#### Written task
Write out each line from the data below that includes the word "必须得到更纯净的有机物".

========================================

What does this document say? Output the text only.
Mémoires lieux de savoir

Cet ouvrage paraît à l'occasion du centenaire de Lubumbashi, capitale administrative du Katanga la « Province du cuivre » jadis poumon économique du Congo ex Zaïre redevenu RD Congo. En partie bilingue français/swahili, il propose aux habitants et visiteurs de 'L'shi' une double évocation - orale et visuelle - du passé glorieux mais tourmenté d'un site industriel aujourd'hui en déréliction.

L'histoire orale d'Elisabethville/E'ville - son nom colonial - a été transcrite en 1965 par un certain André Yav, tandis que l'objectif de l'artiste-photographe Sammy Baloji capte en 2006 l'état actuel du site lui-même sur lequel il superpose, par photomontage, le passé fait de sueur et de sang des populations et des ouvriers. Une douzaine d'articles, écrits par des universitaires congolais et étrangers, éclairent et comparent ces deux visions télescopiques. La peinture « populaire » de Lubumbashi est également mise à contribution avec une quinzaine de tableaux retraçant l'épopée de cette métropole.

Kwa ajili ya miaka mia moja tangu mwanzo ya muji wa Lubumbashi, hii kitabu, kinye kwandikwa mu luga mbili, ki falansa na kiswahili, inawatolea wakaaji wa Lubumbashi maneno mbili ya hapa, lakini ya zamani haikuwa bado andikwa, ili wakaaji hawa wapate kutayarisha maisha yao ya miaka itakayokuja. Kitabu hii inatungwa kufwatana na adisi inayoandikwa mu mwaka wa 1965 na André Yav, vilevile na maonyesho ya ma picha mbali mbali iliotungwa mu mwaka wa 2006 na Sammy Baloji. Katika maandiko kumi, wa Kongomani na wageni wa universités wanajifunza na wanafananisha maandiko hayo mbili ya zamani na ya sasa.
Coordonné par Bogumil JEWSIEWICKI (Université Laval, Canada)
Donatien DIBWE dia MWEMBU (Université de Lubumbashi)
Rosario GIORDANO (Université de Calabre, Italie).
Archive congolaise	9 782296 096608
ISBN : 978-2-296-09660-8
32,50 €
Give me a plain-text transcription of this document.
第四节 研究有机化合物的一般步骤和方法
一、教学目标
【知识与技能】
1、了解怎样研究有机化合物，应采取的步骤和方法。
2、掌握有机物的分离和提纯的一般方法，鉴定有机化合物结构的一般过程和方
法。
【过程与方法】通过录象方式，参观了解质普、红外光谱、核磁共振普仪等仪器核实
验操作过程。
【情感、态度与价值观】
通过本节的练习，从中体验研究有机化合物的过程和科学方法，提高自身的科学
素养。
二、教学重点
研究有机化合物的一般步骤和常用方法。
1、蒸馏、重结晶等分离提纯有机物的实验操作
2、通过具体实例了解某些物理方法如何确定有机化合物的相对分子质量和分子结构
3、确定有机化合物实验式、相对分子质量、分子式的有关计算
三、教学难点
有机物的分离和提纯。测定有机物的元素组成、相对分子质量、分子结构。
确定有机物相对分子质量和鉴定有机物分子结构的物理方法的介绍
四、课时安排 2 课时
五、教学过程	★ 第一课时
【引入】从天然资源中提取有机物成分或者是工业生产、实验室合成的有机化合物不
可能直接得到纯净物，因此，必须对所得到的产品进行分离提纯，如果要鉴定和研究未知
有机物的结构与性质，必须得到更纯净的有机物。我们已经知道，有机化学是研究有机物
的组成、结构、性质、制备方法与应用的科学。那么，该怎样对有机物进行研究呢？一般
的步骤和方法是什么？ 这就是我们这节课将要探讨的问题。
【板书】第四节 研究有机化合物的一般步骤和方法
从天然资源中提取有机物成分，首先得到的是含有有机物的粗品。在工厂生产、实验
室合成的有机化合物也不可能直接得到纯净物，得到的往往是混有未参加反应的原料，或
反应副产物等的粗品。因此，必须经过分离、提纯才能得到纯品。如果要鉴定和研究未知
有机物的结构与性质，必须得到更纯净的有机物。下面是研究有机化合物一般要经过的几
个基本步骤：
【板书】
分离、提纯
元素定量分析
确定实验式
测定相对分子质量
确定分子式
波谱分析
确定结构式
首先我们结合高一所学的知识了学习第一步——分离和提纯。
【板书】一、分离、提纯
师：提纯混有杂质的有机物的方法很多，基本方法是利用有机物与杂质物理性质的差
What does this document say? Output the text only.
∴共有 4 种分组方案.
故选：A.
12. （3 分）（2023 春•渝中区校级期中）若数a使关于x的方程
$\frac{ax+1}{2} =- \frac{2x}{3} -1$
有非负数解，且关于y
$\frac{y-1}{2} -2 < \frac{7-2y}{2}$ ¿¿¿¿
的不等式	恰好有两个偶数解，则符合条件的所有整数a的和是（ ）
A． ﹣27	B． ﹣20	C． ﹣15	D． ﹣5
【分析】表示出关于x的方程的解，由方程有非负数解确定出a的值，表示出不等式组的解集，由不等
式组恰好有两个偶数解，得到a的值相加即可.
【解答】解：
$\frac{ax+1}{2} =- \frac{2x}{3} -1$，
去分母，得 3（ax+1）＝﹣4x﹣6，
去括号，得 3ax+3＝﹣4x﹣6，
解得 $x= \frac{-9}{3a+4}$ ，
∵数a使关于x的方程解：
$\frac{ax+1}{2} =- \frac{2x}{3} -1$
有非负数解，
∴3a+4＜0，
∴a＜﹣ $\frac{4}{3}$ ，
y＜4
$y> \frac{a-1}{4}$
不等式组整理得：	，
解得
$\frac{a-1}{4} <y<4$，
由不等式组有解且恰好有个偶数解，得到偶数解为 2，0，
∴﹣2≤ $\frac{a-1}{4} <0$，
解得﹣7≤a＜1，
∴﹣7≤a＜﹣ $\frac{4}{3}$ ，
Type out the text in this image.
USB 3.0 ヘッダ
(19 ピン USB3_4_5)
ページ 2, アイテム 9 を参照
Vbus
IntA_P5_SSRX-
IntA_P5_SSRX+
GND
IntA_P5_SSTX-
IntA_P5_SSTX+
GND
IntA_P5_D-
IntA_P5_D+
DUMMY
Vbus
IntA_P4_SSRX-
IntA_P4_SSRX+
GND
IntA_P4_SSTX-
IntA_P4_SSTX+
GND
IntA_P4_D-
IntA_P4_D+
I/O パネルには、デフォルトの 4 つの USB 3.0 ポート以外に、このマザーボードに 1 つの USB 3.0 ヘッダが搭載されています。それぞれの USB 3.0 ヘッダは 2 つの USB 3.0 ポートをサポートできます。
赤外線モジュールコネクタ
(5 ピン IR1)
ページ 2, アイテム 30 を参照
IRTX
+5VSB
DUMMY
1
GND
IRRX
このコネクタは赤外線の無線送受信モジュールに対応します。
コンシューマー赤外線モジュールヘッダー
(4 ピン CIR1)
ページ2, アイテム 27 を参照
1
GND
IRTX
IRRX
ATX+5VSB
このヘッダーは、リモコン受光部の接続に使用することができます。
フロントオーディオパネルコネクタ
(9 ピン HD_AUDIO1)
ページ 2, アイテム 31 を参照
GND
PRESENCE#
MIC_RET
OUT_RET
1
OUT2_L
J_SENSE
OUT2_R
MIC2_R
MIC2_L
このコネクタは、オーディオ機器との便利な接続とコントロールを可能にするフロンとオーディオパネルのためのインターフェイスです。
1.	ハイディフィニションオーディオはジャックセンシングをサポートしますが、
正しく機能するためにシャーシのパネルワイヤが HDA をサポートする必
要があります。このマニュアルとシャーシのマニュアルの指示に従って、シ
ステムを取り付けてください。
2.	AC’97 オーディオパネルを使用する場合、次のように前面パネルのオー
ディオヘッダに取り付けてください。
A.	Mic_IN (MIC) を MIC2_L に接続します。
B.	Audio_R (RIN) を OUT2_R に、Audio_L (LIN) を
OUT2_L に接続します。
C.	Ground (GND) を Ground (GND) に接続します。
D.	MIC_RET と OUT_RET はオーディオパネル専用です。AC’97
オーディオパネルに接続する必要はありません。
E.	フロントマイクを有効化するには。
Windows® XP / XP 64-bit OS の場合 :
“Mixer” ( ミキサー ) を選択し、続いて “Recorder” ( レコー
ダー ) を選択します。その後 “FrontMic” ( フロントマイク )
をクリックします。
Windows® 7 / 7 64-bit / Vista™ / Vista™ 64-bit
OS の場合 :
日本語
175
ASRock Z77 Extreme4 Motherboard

========================================

#### Solution
有机物的结构与性质，必须得到更纯净的有机物。我们已经知道，有机化学是研究有机物
有机物的结构与性质，必须得到更纯净的有机物。下面是研究有机化合物一般要经过的几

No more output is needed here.